- WHAT NEEDS TO BE DONE
Leaving the pictures aside, transcribe every line below exactly.

- THE DATA
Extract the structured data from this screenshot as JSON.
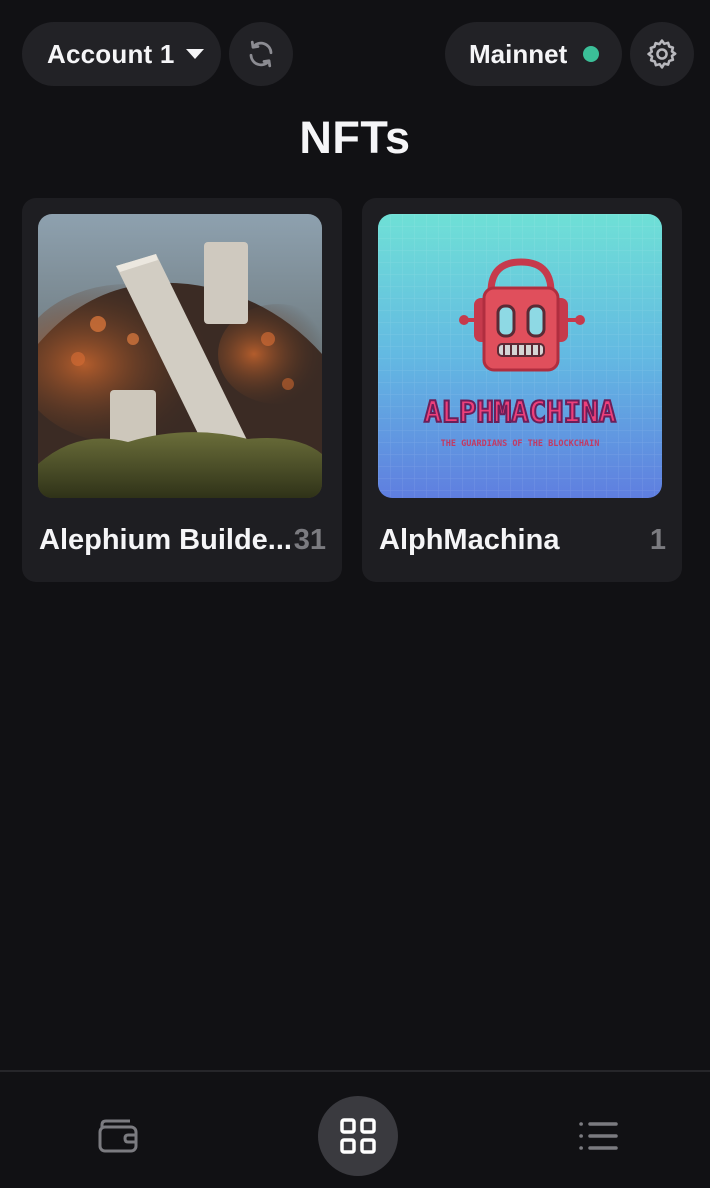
{
  "header": {
    "account_label": "Account 1",
    "network_label": "Mainnet",
    "network_status_color": "#3bbf98",
    "icons": [
      "chevron-down-icon",
      "refresh-icon",
      "gear-icon"
    ]
  },
  "page": {
    "title": "NFTs"
  },
  "collections": [
    {
      "name": "Alephium Builde...",
      "count": "31",
      "thumb": "alephium-logo-art"
    },
    {
      "name": "AlphMachina",
      "count": "1",
      "thumb": "alphmachina-robot-art",
      "art_text": "ALPHMACHINA",
      "art_subtext": "THE GUARDIANS OF THE BLOCKCHAIN"
    }
  ],
  "bottom_nav": {
    "items": [
      "wallet-icon",
      "nfts-grid-icon",
      "activity-list-icon"
    ],
    "active": "nfts-grid-icon"
  },
  "colors": {
    "background": "#111114",
    "surface": "#222226",
    "card": "#1e1e22",
    "accent_green": "#3bbf98"
  }
}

- TASK SOLUTION
Extract the structured data from this screenshot as JSON.
{
  "header": {
    "account_label": "Account 1",
    "network_label": "Mainnet",
    "network_status_color": "#3bbf98",
    "icons": [
      "chevron-down-icon",
      "refresh-icon",
      "gear-icon"
    ]
  },
  "page": {
    "title": "NFTs"
  },
  "collections": [
    {
      "name": "Alephium Builde...",
      "count": "31",
      "thumb": "alephium-logo-art"
    },
    {
      "name": "AlphMachina",
      "count": "1",
      "thumb": "alphmachina-robot-art",
      "art_text": "ALPHMACHINA",
      "art_subtext": "THE GUARDIANS OF THE BLOCKCHAIN"
    }
  ],
  "bottom_nav": {
    "items": [
      "wallet-icon",
      "nfts-grid-icon",
      "activity-list-icon"
    ],
    "active": "nfts-grid-icon"
  },
  "colors": {
    "background": "#111114",
    "surface": "#222226",
    "card": "#1e1e22",
    "accent_green": "#3bbf98"
  }
}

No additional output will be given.